» **Requirement**: Below are the records; locate each line with the word "MENSILI" and copy it.

--- start ---

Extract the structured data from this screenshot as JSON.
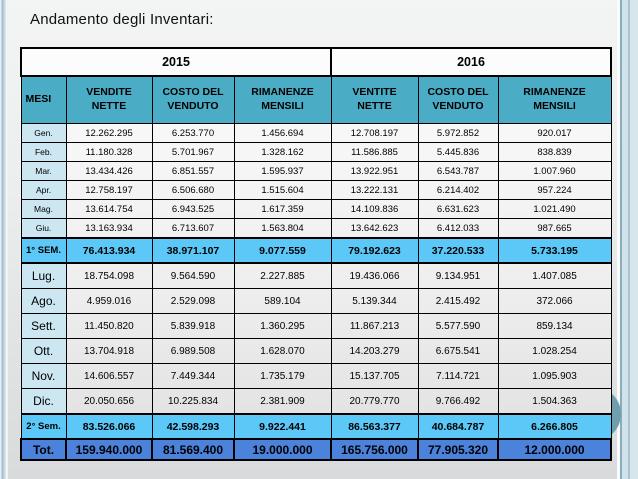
{
  "slide": {
    "title": "Andamento degli Inventari:"
  },
  "table": {
    "year_headers": [
      "2015",
      "2016"
    ],
    "column_headers": [
      "MESI",
      "VENDITE NETTE",
      "COSTO DEL VENDUTO",
      "RIMANENZE MENSILI",
      "VENTITE NETTE",
      "COSTO DEL VENDUTO",
      "RIMANENZE MENSILI"
    ],
    "rows": [
      {
        "label": "Gen.",
        "style": "small",
        "values": [
          "12.262.295",
          "6.253.770",
          "1.456.694",
          "12.708.197",
          "5.972.852",
          "920.017"
        ]
      },
      {
        "label": "Feb.",
        "style": "small",
        "values": [
          "11.180.328",
          "5.701.967",
          "1.328.162",
          "11.586.885",
          "5.445.836",
          "838.839"
        ]
      },
      {
        "label": "Mar.",
        "style": "small",
        "values": [
          "13.434.426",
          "6.851.557",
          "1.595.937",
          "13.922.951",
          "6.543.787",
          "1.007.960"
        ]
      },
      {
        "label": "Apr.",
        "style": "small",
        "values": [
          "12.758.197",
          "6.506.680",
          "1.515.604",
          "13.222.131",
          "6.214.402",
          "957.224"
        ]
      },
      {
        "label": "Mag.",
        "style": "small",
        "values": [
          "13.614.754",
          "6.943.525",
          "1.617.359",
          "14.109.836",
          "6.631.623",
          "1.021.490"
        ]
      },
      {
        "label": "Giu.",
        "style": "small",
        "values": [
          "13.163.934",
          "6.713.607",
          "1.563.804",
          "13.642.623",
          "6.412.033",
          "987.665"
        ]
      },
      {
        "label": "1° SEM.",
        "style": "sem",
        "values": [
          "76.413.934",
          "38.971.107",
          "9.077.559",
          "79.192.623",
          "37.220.533",
          "5.733.195"
        ]
      },
      {
        "label": "Lug.",
        "style": "large",
        "values": [
          "18.754.098",
          "9.564.590",
          "2.227.885",
          "19.436.066",
          "9.134.951",
          "1.407.085"
        ]
      },
      {
        "label": "Ago.",
        "style": "large",
        "values": [
          "4.959.016",
          "2.529.098",
          "589.104",
          "5.139.344",
          "2.415.492",
          "372.066"
        ]
      },
      {
        "label": "Sett.",
        "style": "large",
        "values": [
          "11.450.820",
          "5.839.918",
          "1.360.295",
          "11.867.213",
          "5.577.590",
          "859.134"
        ]
      },
      {
        "label": "Ott.",
        "style": "large",
        "values": [
          "13.704.918",
          "6.989.508",
          "1.628.070",
          "14.203.279",
          "6.675.541",
          "1.028.254"
        ]
      },
      {
        "label": "Nov.",
        "style": "large",
        "values": [
          "14.606.557",
          "7.449.344",
          "1.735.179",
          "15.137.705",
          "7.114.721",
          "1.095.903"
        ]
      },
      {
        "label": "Dic.",
        "style": "large",
        "values": [
          "20.050.656",
          "10.225.834",
          "2.381.909",
          "20.779.770",
          "9.766.492",
          "1.504.363"
        ]
      },
      {
        "label": "2° Sem.",
        "style": "sem",
        "values": [
          "83.526.066",
          "42.598.293",
          "9.922.441",
          "86.563.377",
          "40.684.787",
          "6.266.805"
        ]
      },
      {
        "label": "Tot.",
        "style": "tot",
        "values": [
          "159.940.000",
          "81.569.400",
          "19.000.000",
          "165.756.000",
          "77.905.320",
          "12.000.000"
        ]
      }
    ]
  },
  "colors": {
    "column_header_teal": "#4BACC6",
    "month_cell_blue": "#CDE7F2",
    "semester_row_cyan": "#5BC8F8",
    "total_row_blue": "#4A82DC",
    "side_band_blue": "#D2E2EA",
    "circle_teal": "#6F9EAE",
    "border": "#000000"
  }
}
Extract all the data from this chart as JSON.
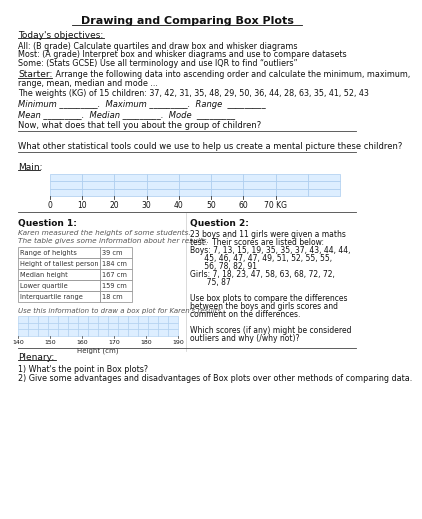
{
  "title": "Drawing and Comparing Box Plots",
  "bg_color": "#ffffff",
  "font_color": "#222222",
  "sections": {
    "objectives_header": "Today's objectives:",
    "objectives": [
      "All: (B grade) Calculate quartiles and draw box and whisker diagrams",
      "Most: (A grade) Interpret box and whisker diagrams and use to compare datasets",
      "Some: (Stats GCSE) Use all terminology and use IQR to find “outliers”"
    ],
    "starter_label": "Starter:",
    "starter_cont": " Arrange the following data into ascending order and calculate the minimum, maximum,",
    "starter_cont2": "range, mean, median and mode ...",
    "weights_text": "The weights (KG) of 15 children: 37, 42, 31, 35, 48, 29, 50, 36, 44, 28, 63, 35, 41, 52, 43",
    "min_max_line": "Minimum _________.  Maximum _________.  Range  _________",
    "mean_med_line": "Mean _________.  Median _________.  Mode  _________",
    "question_children": "Now, what does that tell you about the group of children?",
    "separator_question": "What other statistical tools could we use to help us create a mental picture these children?",
    "main_label": "Main:",
    "axis_labels": [
      "0",
      "10",
      "20",
      "30",
      "40",
      "50",
      "60",
      "70 KG"
    ],
    "q1_header": "Question 1:",
    "q1_intro1": "Karen measured the heights of some students.",
    "q1_intro2": "The table gives some information about her results.",
    "q1_table": [
      [
        "Range of heights",
        "39 cm"
      ],
      [
        "Height of tallest person",
        "184 cm"
      ],
      [
        "Median height",
        "167 cm"
      ],
      [
        "Lower quartile",
        "159 cm"
      ],
      [
        "Interquartile range",
        "18 cm"
      ]
    ],
    "q1_instruction": "Use this information to draw a box plot for Karen's results.",
    "sg_axis": [
      140,
      150,
      160,
      170,
      180,
      190
    ],
    "sg_axis_label": "Height (cm)",
    "q2_header": "Question 2:",
    "q2_lines": [
      "23 boys and 11 girls were given a maths",
      "test.  Their scores are listed below:",
      "Boys: 7, 13, 15, 19, 35, 35, 37, 43, 44, 44,",
      "      45, 46, 47, 47, 49, 51, 52, 55, 55,",
      "      56, 78, 82, 91",
      "Girls: 7, 18, 23, 47, 58, 63, 68, 72, 72,",
      "       75, 87",
      "",
      "Use box plots to compare the differences",
      "between the boys and girls scores and",
      "comment on the differences.",
      "",
      "Which scores (if any) might be considered",
      "outliers and why (/why not)?"
    ],
    "plenary_header": "Plenary:",
    "plenary1": "1) What's the point in Box plots?",
    "plenary2": "2) Give some advantages and disadvantages of Box plots over other methods of comparing data."
  }
}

--- end ---

» **Output of the exercise**:
      "RIMANENZE MENSILI",
      "RIMANENZE MENSILI"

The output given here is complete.